▶ **WHAT TO PRODUCE**: Tally how many lines hold the string "xlabel". Your reply should be that number alone.

▶ **ROWS**:
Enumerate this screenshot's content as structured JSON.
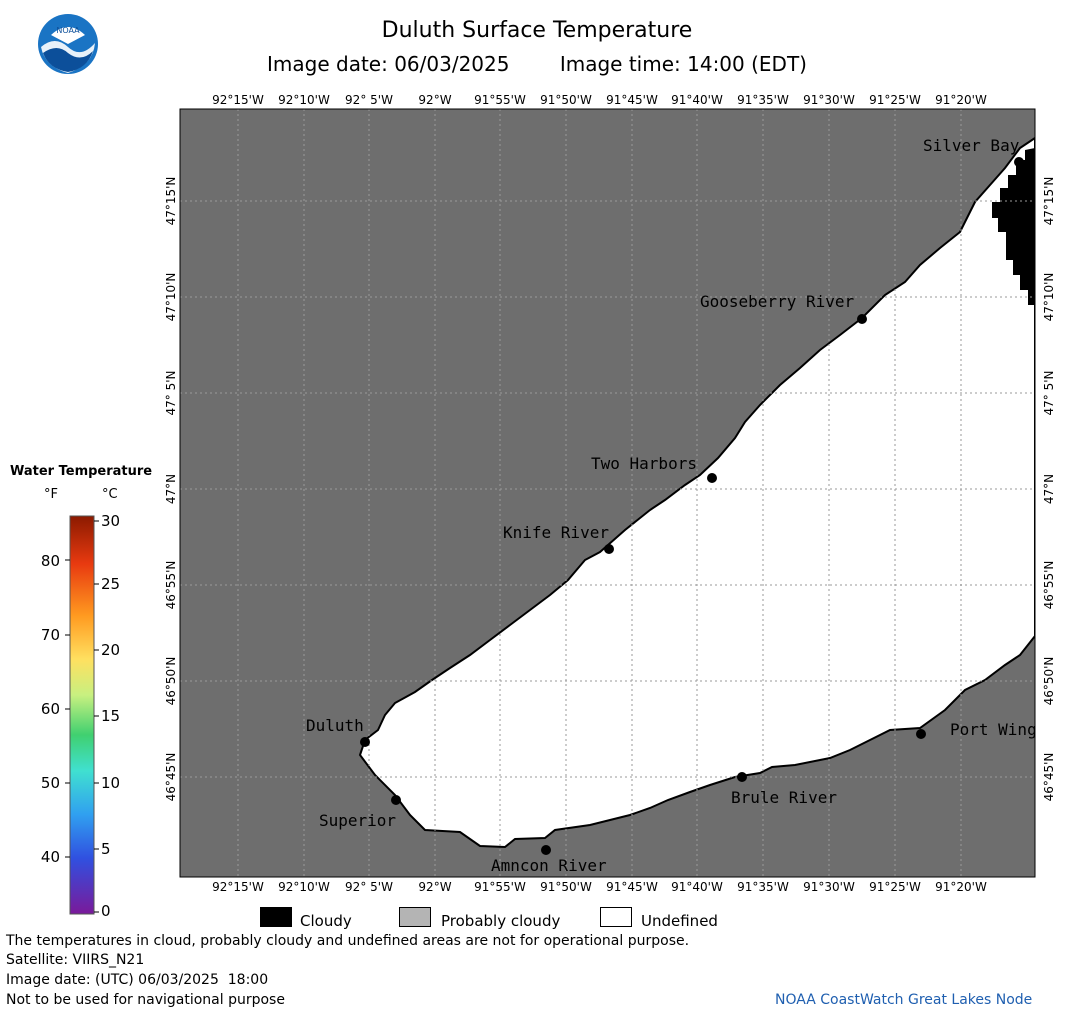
{
  "header": {
    "title": "Duluth Surface Temperature",
    "image_date": "Image date: 06/03/2025",
    "image_time": "Image time: 14:00 (EDT)"
  },
  "logo": {
    "text": "NOAA",
    "icon": "noaa-logo-icon"
  },
  "map": {
    "lon_labels": [
      "92°15'W",
      "92°10'W",
      "92° 5'W",
      "92°W",
      "91°55'W",
      "91°50'W",
      "91°45'W",
      "91°40'W",
      "91°35'W",
      "91°30'W",
      "91°25'W",
      "91°20'W"
    ],
    "lat_labels": [
      "47°15'N",
      "47°10'N",
      "47° 5'N",
      "47°N",
      "46°55'N",
      "46°50'N",
      "46°45'N"
    ],
    "places": [
      "Silver Bay",
      "Gooseberry River",
      "Two Harbors",
      "Knife River",
      "Duluth",
      "Superior",
      "Amncon River",
      "Brule River",
      "Port Wing"
    ],
    "colors": {
      "land": "#6e6e6e",
      "water_undefined": "#ffffff",
      "cloud": "#000000",
      "grid": "#9a9a9a"
    }
  },
  "legend": {
    "title": "Water Temperature",
    "unit_f": "°F",
    "unit_c": "°C",
    "f_ticks": [
      "80",
      "70",
      "60",
      "50",
      "40"
    ],
    "c_ticks": [
      "30",
      "25",
      "20",
      "15",
      "10",
      "5",
      "0"
    ]
  },
  "key": [
    {
      "label": "Cloudy",
      "color": "#000000"
    },
    {
      "label": "Probably cloudy",
      "color": "#b4b4b4"
    },
    {
      "label": "Undefined",
      "color": "#ffffff"
    }
  ],
  "footer": {
    "disclaimer": "The temperatures in cloud, probably cloudy and undefined areas are not for operational purpose.",
    "satellite": "Satellite: VIIRS_N21",
    "utc_date": "Image date: (UTC) 06/03/2025  18:00",
    "nav": "Not to be used for navigational purpose",
    "credit": "NOAA CoastWatch Great Lakes Node"
  }
}
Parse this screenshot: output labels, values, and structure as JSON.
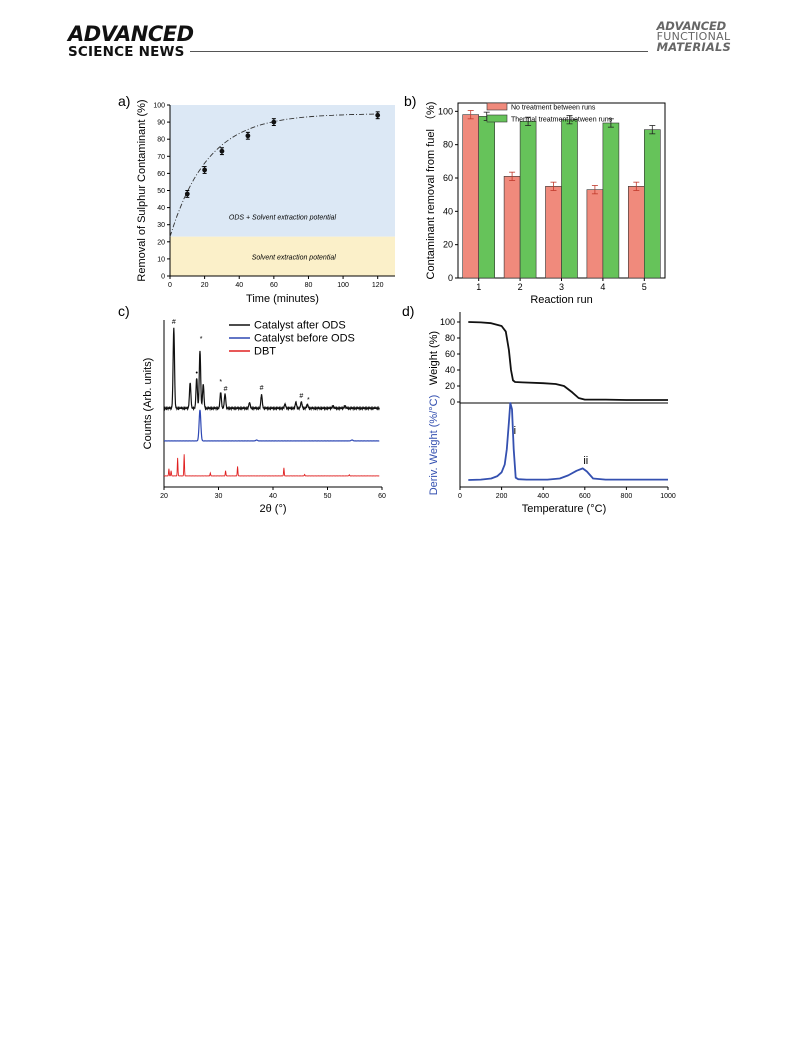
{
  "header": {
    "journal_left_line1": "ADVANCED",
    "journal_left_line2": "SCIENCE NEWS",
    "journal_right_line1": "ADVANCED",
    "journal_right_line2": "FUNCTIONAL",
    "journal_right_line3": "MATERIALS"
  },
  "chart_data": [
    {
      "panel": "a)",
      "type": "scatter",
      "xlabel": "Time (minutes)",
      "ylabel": "Removal of Sulphur Contaminant (%)",
      "xlim": [
        0,
        130
      ],
      "ylim": [
        0,
        100
      ],
      "xticks": [
        0,
        20,
        40,
        60,
        80,
        100,
        120
      ],
      "yticks": [
        0,
        10,
        20,
        30,
        40,
        50,
        60,
        70,
        80,
        90,
        100
      ],
      "x": [
        10,
        20,
        30,
        45,
        60,
        120
      ],
      "y": [
        48,
        62,
        73,
        82,
        90,
        94
      ],
      "err": [
        2,
        2,
        2,
        2,
        2,
        2
      ],
      "fit_curve": "dash-dot",
      "regions": [
        {
          "label": "ODS + Solvent extraction potential",
          "y_from": 23,
          "y_to": 100,
          "color": "#dce8f5"
        },
        {
          "label": "Solvent extraction potential",
          "y_from": 0,
          "y_to": 23,
          "color": "#fbf0c9"
        }
      ]
    },
    {
      "panel": "b)",
      "type": "bar",
      "xlabel": "Reaction run",
      "ylabel": "Contaminant removal from fuel （%)",
      "categories": [
        "1",
        "2",
        "3",
        "4",
        "5"
      ],
      "ylim": [
        0,
        105
      ],
      "yticks": [
        0,
        20,
        40,
        60,
        80,
        100
      ],
      "series": [
        {
          "name": "No treatment between runs",
          "color": "#f08a7c",
          "values": [
            98,
            61,
            55,
            53,
            55
          ],
          "err": [
            2.5,
            2.5,
            2.5,
            2.5,
            2.5
          ]
        },
        {
          "name": "Thermal treatment between runs",
          "color": "#66c35a",
          "values": [
            97,
            94,
            95,
            93,
            89
          ],
          "err": [
            2.5,
            2.5,
            2.5,
            2.5,
            2.5
          ]
        }
      ],
      "legend": "top"
    },
    {
      "panel": "c)",
      "type": "line",
      "xlabel": "2θ (°)",
      "ylabel": "Counts (Arb. units)",
      "xlim": [
        20,
        60
      ],
      "xticks": [
        20,
        30,
        40,
        50,
        60
      ],
      "series": [
        {
          "name": "Catalyst after ODS",
          "color": "#111111",
          "peaks": [
            [
              21.8,
              1.0
            ],
            [
              24.8,
              0.32
            ],
            [
              26.0,
              0.38
            ],
            [
              26.6,
              0.72
            ],
            [
              27.2,
              0.3
            ],
            [
              30.4,
              0.2
            ],
            [
              31.2,
              0.18
            ],
            [
              35.7,
              0.07
            ],
            [
              37.9,
              0.17
            ],
            [
              42.2,
              0.05
            ],
            [
              44.2,
              0.07
            ],
            [
              45.2,
              0.08
            ],
            [
              46.3,
              0.05
            ],
            [
              51.0,
              0.03
            ],
            [
              53.2,
              0.03
            ]
          ]
        },
        {
          "name": "Catalyst before ODS",
          "color": "#2e48b4",
          "peaks": [
            [
              26.6,
              1.0
            ],
            [
              37.0,
              0.03
            ],
            [
              54.5,
              0.03
            ]
          ]
        },
        {
          "name": "DBT",
          "color": "#e02020",
          "peaks": [
            [
              20.9,
              0.25
            ],
            [
              21.3,
              0.18
            ],
            [
              22.5,
              0.62
            ],
            [
              23.7,
              0.75
            ],
            [
              28.5,
              0.1
            ],
            [
              31.3,
              0.18
            ],
            [
              33.5,
              0.33
            ],
            [
              42.0,
              0.28
            ],
            [
              45.8,
              0.05
            ],
            [
              54.0,
              0.04
            ]
          ]
        }
      ],
      "annotations": [
        {
          "text": "#",
          "x": 21.8
        },
        {
          "text": "*",
          "x": 26.8
        },
        {
          "text": "•",
          "x": 26.0
        },
        {
          "text": "*",
          "x": 30.4
        },
        {
          "text": "#",
          "x": 31.3
        },
        {
          "text": "#",
          "x": 37.9
        },
        {
          "text": "#",
          "x": 45.2
        },
        {
          "text": "*",
          "x": 46.5
        }
      ],
      "legend": "top-right"
    },
    {
      "panel": "d)",
      "type": "line",
      "xlabel": "Temperature (°C)",
      "ylabel_top": "Weight (%)",
      "ylabel_bottom": "Deriv. Weight (%/°C)",
      "xlim": [
        0,
        1000
      ],
      "xticks": [
        0,
        200,
        400,
        600,
        800,
        1000
      ],
      "yticks_top": [
        0,
        20,
        40,
        60,
        80,
        100
      ],
      "series": [
        {
          "name": "Weight",
          "color": "#111111",
          "x": [
            40,
            100,
            150,
            200,
            220,
            235,
            245,
            255,
            265,
            300,
            400,
            460,
            500,
            540,
            570,
            600,
            700,
            800,
            1000
          ],
          "y": [
            100,
            99.5,
            98.5,
            95,
            88,
            65,
            40,
            27,
            25,
            24.5,
            23.5,
            22.5,
            20,
            12,
            5,
            3,
            3,
            2.5,
            2.5
          ]
        },
        {
          "name": "Deriv. Weight",
          "color": "#3450b0",
          "x": [
            40,
            100,
            150,
            180,
            200,
            215,
            225,
            235,
            242,
            250,
            258,
            268,
            280,
            320,
            420,
            480,
            520,
            560,
            590,
            610,
            640,
            700,
            1000
          ],
          "y": [
            0,
            0.5,
            2,
            5,
            10,
            20,
            40,
            75,
            100,
            92,
            40,
            3,
            1,
            0.5,
            0.5,
            2,
            6,
            12,
            15,
            11,
            2,
            0.5,
            0.5
          ]
        }
      ],
      "annotations": [
        {
          "text": "i",
          "x": 255
        },
        {
          "text": "ii",
          "x": 600
        }
      ]
    }
  ]
}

▶ **EXERCISE RESPONSE**: 4